[RECORDED DATA]

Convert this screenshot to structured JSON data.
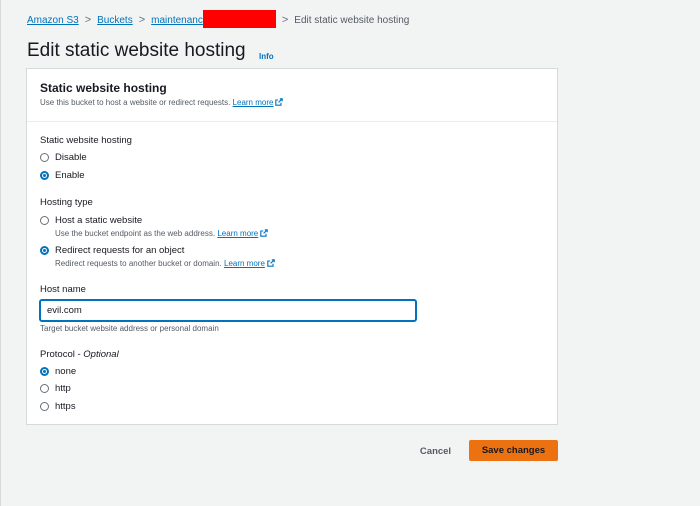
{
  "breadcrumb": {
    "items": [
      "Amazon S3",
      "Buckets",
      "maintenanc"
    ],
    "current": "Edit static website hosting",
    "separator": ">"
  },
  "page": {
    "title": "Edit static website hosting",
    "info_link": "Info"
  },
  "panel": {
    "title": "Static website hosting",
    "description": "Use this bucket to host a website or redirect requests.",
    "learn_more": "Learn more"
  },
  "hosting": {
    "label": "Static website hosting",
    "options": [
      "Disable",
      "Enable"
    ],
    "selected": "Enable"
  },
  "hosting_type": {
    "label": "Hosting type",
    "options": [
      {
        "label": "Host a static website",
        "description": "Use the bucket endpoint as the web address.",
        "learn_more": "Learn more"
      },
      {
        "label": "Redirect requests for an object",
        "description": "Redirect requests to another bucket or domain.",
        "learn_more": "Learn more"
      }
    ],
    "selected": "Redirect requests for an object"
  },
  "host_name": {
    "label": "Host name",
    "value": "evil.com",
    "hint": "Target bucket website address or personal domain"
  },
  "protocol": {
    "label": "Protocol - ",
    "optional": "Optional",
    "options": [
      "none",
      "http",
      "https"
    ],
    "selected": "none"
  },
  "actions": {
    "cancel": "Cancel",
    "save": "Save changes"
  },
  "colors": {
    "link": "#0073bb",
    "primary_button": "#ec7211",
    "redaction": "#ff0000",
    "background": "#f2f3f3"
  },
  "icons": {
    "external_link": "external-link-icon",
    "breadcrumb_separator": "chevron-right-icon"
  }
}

[GOAL] Give every line back word for word and leave the pictures out.

[SOLUTION TO THIS EXERCISE]
Convert this screenshot to structured JSON data.
{
  "breadcrumb": {
    "items": [
      "Amazon S3",
      "Buckets",
      "maintenanc"
    ],
    "current": "Edit static website hosting",
    "separator": ">"
  },
  "page": {
    "title": "Edit static website hosting",
    "info_link": "Info"
  },
  "panel": {
    "title": "Static website hosting",
    "description": "Use this bucket to host a website or redirect requests.",
    "learn_more": "Learn more"
  },
  "hosting": {
    "label": "Static website hosting",
    "options": [
      "Disable",
      "Enable"
    ],
    "selected": "Enable"
  },
  "hosting_type": {
    "label": "Hosting type",
    "options": [
      {
        "label": "Host a static website",
        "description": "Use the bucket endpoint as the web address.",
        "learn_more": "Learn more"
      },
      {
        "label": "Redirect requests for an object",
        "description": "Redirect requests to another bucket or domain.",
        "learn_more": "Learn more"
      }
    ],
    "selected": "Redirect requests for an object"
  },
  "host_name": {
    "label": "Host name",
    "value": "evil.com",
    "hint": "Target bucket website address or personal domain"
  },
  "protocol": {
    "label": "Protocol - ",
    "optional": "Optional",
    "options": [
      "none",
      "http",
      "https"
    ],
    "selected": "none"
  },
  "actions": {
    "cancel": "Cancel",
    "save": "Save changes"
  },
  "colors": {
    "link": "#0073bb",
    "primary_button": "#ec7211",
    "redaction": "#ff0000",
    "background": "#f2f3f3"
  },
  "icons": {
    "external_link": "external-link-icon",
    "breadcrumb_separator": "chevron-right-icon"
  }
}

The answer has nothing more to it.